_TASK INPUTS_
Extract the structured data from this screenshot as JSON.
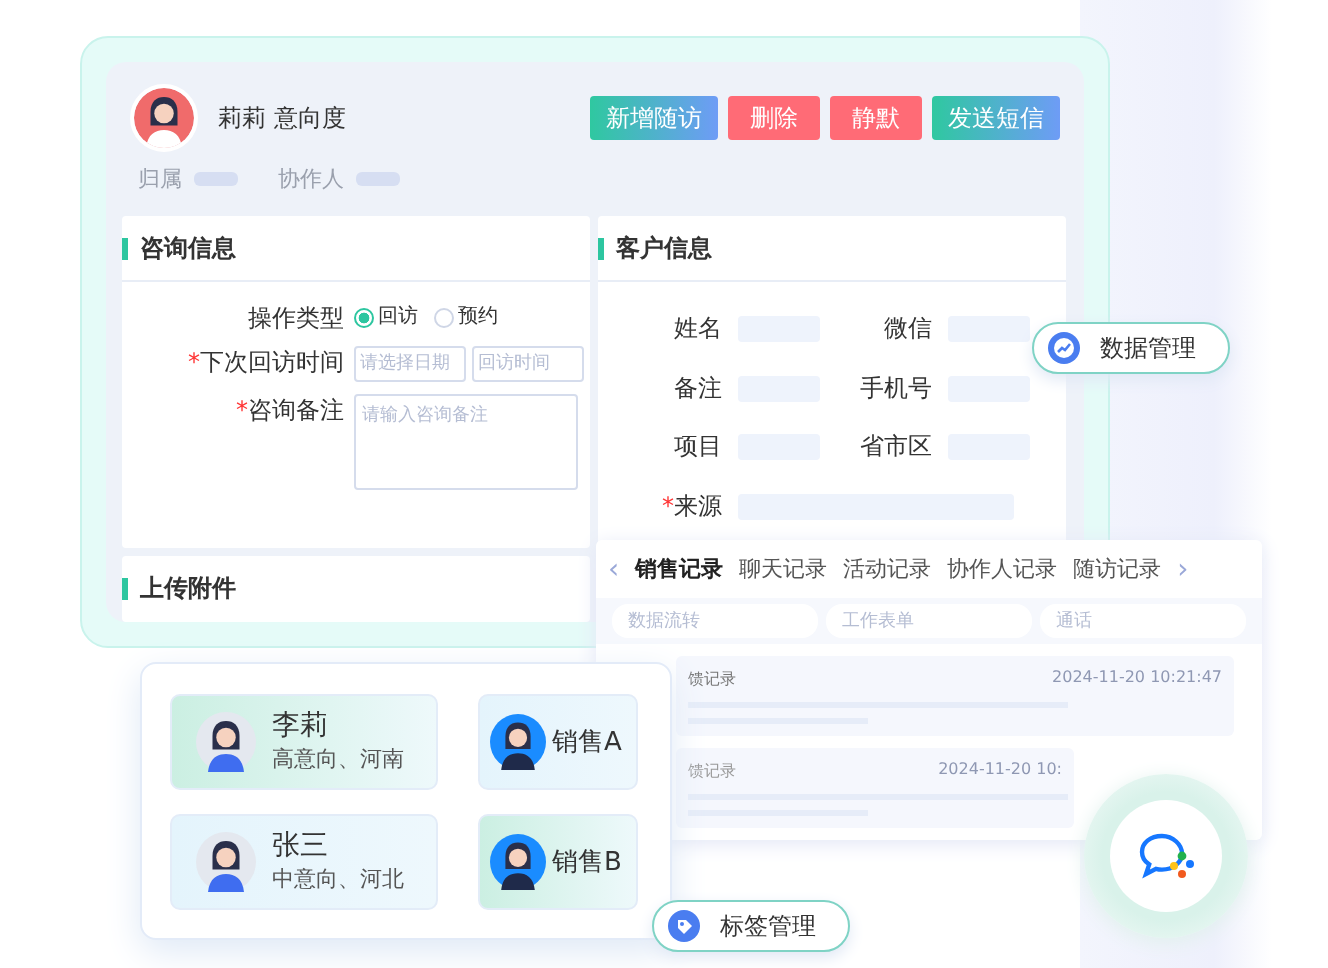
{
  "header": {
    "name": "莉莉",
    "label": "意向度",
    "buttons": [
      {
        "label": "新增随访",
        "kind": "primary"
      },
      {
        "label": "删除",
        "kind": "danger"
      },
      {
        "label": "静默",
        "kind": "danger"
      },
      {
        "label": "发送短信",
        "kind": "primary"
      }
    ],
    "meta": [
      {
        "label": "归属"
      },
      {
        "label": "协作人"
      }
    ]
  },
  "consult": {
    "title": "咨询信息",
    "fields": [
      {
        "kind": "radio",
        "label": "操作类型",
        "options": [
          {
            "label": "回访",
            "selected": true
          },
          {
            "label": "预约",
            "selected": false
          }
        ]
      },
      {
        "kind": "pair",
        "mark": "*",
        "label": "下次回访时间",
        "placeholders": [
          "请选择日期",
          "回访时间"
        ]
      },
      {
        "kind": "textarea",
        "mark": "*",
        "label": "咨询备注",
        "placeholder": "请输入咨询备注"
      }
    ]
  },
  "customer": {
    "title": "客户信息",
    "fields": [
      {
        "kind": "half",
        "label": "姓名"
      },
      {
        "kind": "half",
        "label": "微信"
      },
      {
        "kind": "half",
        "label": "备注"
      },
      {
        "kind": "half",
        "label": "手机号"
      },
      {
        "kind": "half",
        "label": "项目"
      },
      {
        "kind": "half",
        "label": "省市区"
      },
      {
        "kind": "full",
        "mark": "*",
        "label": "来源"
      }
    ]
  },
  "upload": {
    "title": "上传附件"
  },
  "records": {
    "prev": "‹",
    "next": "›",
    "tabs": [
      {
        "label": "销售记录",
        "selected": true
      },
      {
        "label": "聊天记录",
        "selected": false
      },
      {
        "label": "活动记录",
        "selected": false
      },
      {
        "label": "协作人记录",
        "selected": false
      },
      {
        "label": "随访记录",
        "selected": false
      }
    ],
    "filters": [
      "数据流转",
      "工作表单",
      "通话"
    ],
    "items": [
      {
        "title": "馈记录",
        "time": "2024-11-20 10:21:47"
      },
      {
        "title": "馈记录",
        "time": "2024-11-20 10:"
      }
    ]
  },
  "badges": [
    {
      "kind": "data",
      "label": "数据管理"
    },
    {
      "kind": "tag",
      "label": "标签管理"
    }
  ],
  "assign": {
    "customers": [
      {
        "kind": "mint",
        "name": "李莉",
        "info": "高意向、河南"
      },
      {
        "kind": "sky",
        "name": "张三",
        "info": "中意向、河北"
      }
    ],
    "sales": [
      {
        "kind": "sky",
        "name": "销售A"
      },
      {
        "kind": "mint",
        "name": "销售B"
      }
    ]
  }
}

_PROBLEM STATEMENT_
Every entry should be returned exactly as written, minus the pictures.

_FULL ANSWER_
Extract the structured data from this screenshot as JSON.
{
  "header": {
    "name": "莉莉",
    "label": "意向度",
    "buttons": [
      {
        "label": "新增随访",
        "kind": "primary"
      },
      {
        "label": "删除",
        "kind": "danger"
      },
      {
        "label": "静默",
        "kind": "danger"
      },
      {
        "label": "发送短信",
        "kind": "primary"
      }
    ],
    "meta": [
      {
        "label": "归属"
      },
      {
        "label": "协作人"
      }
    ]
  },
  "consult": {
    "title": "咨询信息",
    "fields": [
      {
        "kind": "radio",
        "label": "操作类型",
        "options": [
          {
            "label": "回访",
            "selected": true
          },
          {
            "label": "预约",
            "selected": false
          }
        ]
      },
      {
        "kind": "pair",
        "mark": "*",
        "label": "下次回访时间",
        "placeholders": [
          "请选择日期",
          "回访时间"
        ]
      },
      {
        "kind": "textarea",
        "mark": "*",
        "label": "咨询备注",
        "placeholder": "请输入咨询备注"
      }
    ]
  },
  "customer": {
    "title": "客户信息",
    "fields": [
      {
        "kind": "half",
        "label": "姓名"
      },
      {
        "kind": "half",
        "label": "微信"
      },
      {
        "kind": "half",
        "label": "备注"
      },
      {
        "kind": "half",
        "label": "手机号"
      },
      {
        "kind": "half",
        "label": "项目"
      },
      {
        "kind": "half",
        "label": "省市区"
      },
      {
        "kind": "full",
        "mark": "*",
        "label": "来源"
      }
    ]
  },
  "upload": {
    "title": "上传附件"
  },
  "records": {
    "prev": "‹",
    "next": "›",
    "tabs": [
      {
        "label": "销售记录",
        "selected": true
      },
      {
        "label": "聊天记录",
        "selected": false
      },
      {
        "label": "活动记录",
        "selected": false
      },
      {
        "label": "协作人记录",
        "selected": false
      },
      {
        "label": "随访记录",
        "selected": false
      }
    ],
    "filters": [
      "数据流转",
      "工作表单",
      "通话"
    ],
    "items": [
      {
        "title": "馈记录",
        "time": "2024-11-20 10:21:47"
      },
      {
        "title": "馈记录",
        "time": "2024-11-20 10:"
      }
    ]
  },
  "badges": [
    {
      "kind": "data",
      "label": "数据管理"
    },
    {
      "kind": "tag",
      "label": "标签管理"
    }
  ],
  "assign": {
    "customers": [
      {
        "kind": "mint",
        "name": "李莉",
        "info": "高意向、河南"
      },
      {
        "kind": "sky",
        "name": "张三",
        "info": "中意向、河北"
      }
    ],
    "sales": [
      {
        "kind": "sky",
        "name": "销售A"
      },
      {
        "kind": "mint",
        "name": "销售B"
      }
    ]
  }
}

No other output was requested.